Given information |
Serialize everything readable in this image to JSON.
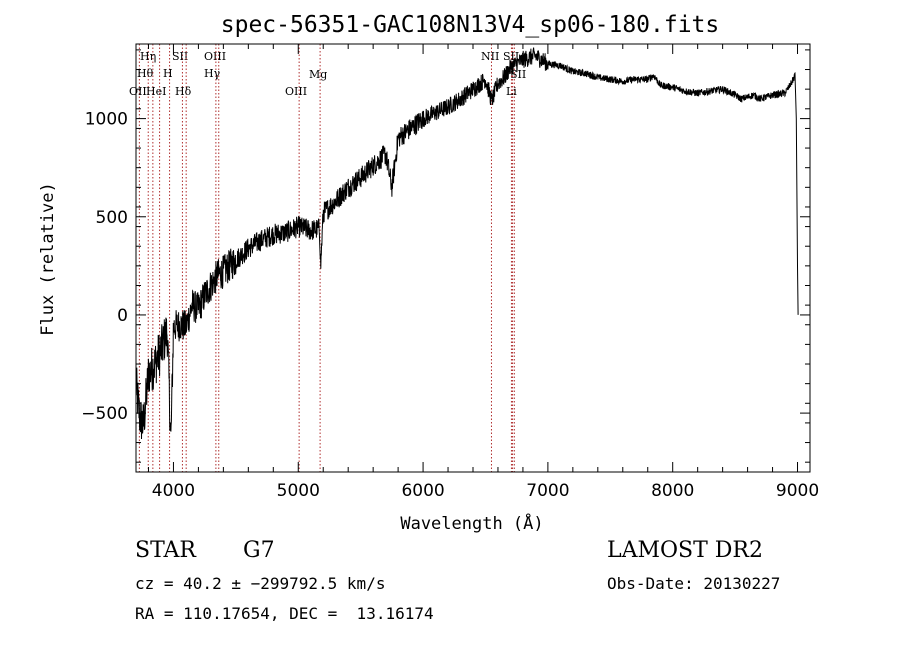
{
  "chart_data": {
    "type": "line",
    "title": "spec-56351-GAC108N13V4_sp06-180.fits",
    "xlabel": "Wavelength (Å)",
    "ylabel": "Flux (relative)",
    "xlim": [
      3700,
      9100
    ],
    "ylim": [
      -800,
      1380
    ],
    "x_ticks": [
      4000,
      5000,
      6000,
      7000,
      8000,
      9000
    ],
    "x_tick_labels": [
      "4000",
      "5000",
      "6000",
      "7000",
      "8000",
      "9000"
    ],
    "y_ticks": [
      -500,
      0,
      500,
      1000
    ],
    "y_tick_labels": [
      "−500",
      "0",
      "500",
      "1000"
    ],
    "grid": false,
    "series": [
      {
        "x": [
          3700,
          3730,
          3760,
          3800,
          3850,
          3900,
          3950,
          3980,
          4000,
          4050,
          4100,
          4150,
          4200,
          4250,
          4300,
          4350,
          4400,
          4500,
          4600,
          4700,
          4800,
          4900,
          5000,
          5100,
          5170,
          5180,
          5200,
          5300,
          5400,
          5500,
          5600,
          5700,
          5750,
          5800,
          5900,
          6000,
          6100,
          6200,
          6300,
          6400,
          6500,
          6550,
          6600,
          6650,
          6700,
          6750,
          6800,
          6850,
          6900,
          7000,
          7100,
          7200,
          7300,
          7400,
          7500,
          7600,
          7700,
          7800,
          7850,
          7900,
          8000,
          8100,
          8200,
          8300,
          8400,
          8500,
          8550,
          8600,
          8650,
          8700,
          8800,
          8900,
          8950,
          8980,
          8990,
          9000,
          9005
        ],
        "y": [
          -350,
          -520,
          -560,
          -300,
          -250,
          -180,
          -80,
          -650,
          -60,
          -50,
          -60,
          50,
          30,
          100,
          150,
          200,
          220,
          280,
          340,
          380,
          410,
          420,
          450,
          430,
          440,
          250,
          520,
          580,
          650,
          700,
          760,
          820,
          650,
          900,
          950,
          1000,
          1030,
          1060,
          1100,
          1150,
          1200,
          1090,
          1180,
          1210,
          1260,
          1280,
          1300,
          1310,
          1320,
          1280,
          1270,
          1240,
          1230,
          1210,
          1200,
          1190,
          1200,
          1200,
          1220,
          1170,
          1160,
          1140,
          1130,
          1140,
          1150,
          1120,
          1100,
          1110,
          1120,
          1100,
          1120,
          1130,
          1180,
          1220,
          1000,
          250,
          0
        ]
      }
    ],
    "lines_left": [
      {
        "label": "OII",
        "wl": 3727
      },
      {
        "label": "Hθ",
        "wl": 3798
      },
      {
        "label": "Hη",
        "wl": 3835
      },
      {
        "label": "HeI",
        "wl": 3889
      },
      {
        "label": "SII",
        "wl": 4072
      },
      {
        "label": "H",
        "wl": 3969
      },
      {
        "label": "Hδ",
        "wl": 4102
      },
      {
        "label": "OIII",
        "wl": 4363
      },
      {
        "label": "Hγ",
        "wl": 4340
      },
      {
        "label": "OIII",
        "wl": 5007
      },
      {
        "label": "Mg",
        "wl": 5175
      }
    ],
    "lines_right": [
      {
        "label": "NII",
        "wl": 6548
      },
      {
        "label": "SII",
        "wl": 6717
      },
      {
        "label": "SII",
        "wl": 6731
      },
      {
        "label": "Li",
        "wl": 6708
      }
    ]
  },
  "info": {
    "object_class": "STAR",
    "subclass": "G7",
    "survey": "LAMOST DR2",
    "cz": "cz = 40.2 ± −299792.5 km/s",
    "obs_date": "Obs-Date: 20130227",
    "coords": "RA = 110.17654, DEC =  13.16174"
  }
}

Task requirements |
Extract every line of the data exactly; pictures stay out.

Answer for this exercise |
Serialize everything readable in this image to JSON.
{
  "chart_data": {
    "type": "line",
    "title": "spec-56351-GAC108N13V4_sp06-180.fits",
    "xlabel": "Wavelength (Å)",
    "ylabel": "Flux (relative)",
    "xlim": [
      3700,
      9100
    ],
    "ylim": [
      -800,
      1380
    ],
    "x_ticks": [
      4000,
      5000,
      6000,
      7000,
      8000,
      9000
    ],
    "x_tick_labels": [
      "4000",
      "5000",
      "6000",
      "7000",
      "8000",
      "9000"
    ],
    "y_ticks": [
      -500,
      0,
      500,
      1000
    ],
    "y_tick_labels": [
      "−500",
      "0",
      "500",
      "1000"
    ],
    "grid": false,
    "series": [
      {
        "x": [
          3700,
          3730,
          3760,
          3800,
          3850,
          3900,
          3950,
          3980,
          4000,
          4050,
          4100,
          4150,
          4200,
          4250,
          4300,
          4350,
          4400,
          4500,
          4600,
          4700,
          4800,
          4900,
          5000,
          5100,
          5170,
          5180,
          5200,
          5300,
          5400,
          5500,
          5600,
          5700,
          5750,
          5800,
          5900,
          6000,
          6100,
          6200,
          6300,
          6400,
          6500,
          6550,
          6600,
          6650,
          6700,
          6750,
          6800,
          6850,
          6900,
          7000,
          7100,
          7200,
          7300,
          7400,
          7500,
          7600,
          7700,
          7800,
          7850,
          7900,
          8000,
          8100,
          8200,
          8300,
          8400,
          8500,
          8550,
          8600,
          8650,
          8700,
          8800,
          8900,
          8950,
          8980,
          8990,
          9000,
          9005
        ],
        "y": [
          -350,
          -520,
          -560,
          -300,
          -250,
          -180,
          -80,
          -650,
          -60,
          -50,
          -60,
          50,
          30,
          100,
          150,
          200,
          220,
          280,
          340,
          380,
          410,
          420,
          450,
          430,
          440,
          250,
          520,
          580,
          650,
          700,
          760,
          820,
          650,
          900,
          950,
          1000,
          1030,
          1060,
          1100,
          1150,
          1200,
          1090,
          1180,
          1210,
          1260,
          1280,
          1300,
          1310,
          1320,
          1280,
          1270,
          1240,
          1230,
          1210,
          1200,
          1190,
          1200,
          1200,
          1220,
          1170,
          1160,
          1140,
          1130,
          1140,
          1150,
          1120,
          1100,
          1110,
          1120,
          1100,
          1120,
          1130,
          1180,
          1220,
          1000,
          250,
          0
        ]
      }
    ],
    "lines_left": [
      {
        "label": "OII",
        "wl": 3727
      },
      {
        "label": "Hθ",
        "wl": 3798
      },
      {
        "label": "Hη",
        "wl": 3835
      },
      {
        "label": "HeI",
        "wl": 3889
      },
      {
        "label": "SII",
        "wl": 4072
      },
      {
        "label": "H",
        "wl": 3969
      },
      {
        "label": "Hδ",
        "wl": 4102
      },
      {
        "label": "OIII",
        "wl": 4363
      },
      {
        "label": "Hγ",
        "wl": 4340
      },
      {
        "label": "OIII",
        "wl": 5007
      },
      {
        "label": "Mg",
        "wl": 5175
      }
    ],
    "lines_right": [
      {
        "label": "NII",
        "wl": 6548
      },
      {
        "label": "SII",
        "wl": 6717
      },
      {
        "label": "SII",
        "wl": 6731
      },
      {
        "label": "Li",
        "wl": 6708
      }
    ]
  },
  "info": {
    "object_class": "STAR",
    "subclass": "G7",
    "survey": "LAMOST DR2",
    "cz": "cz = 40.2 ± −299792.5 km/s",
    "obs_date": "Obs-Date: 20130227",
    "coords": "RA = 110.17654, DEC =  13.16174"
  }
}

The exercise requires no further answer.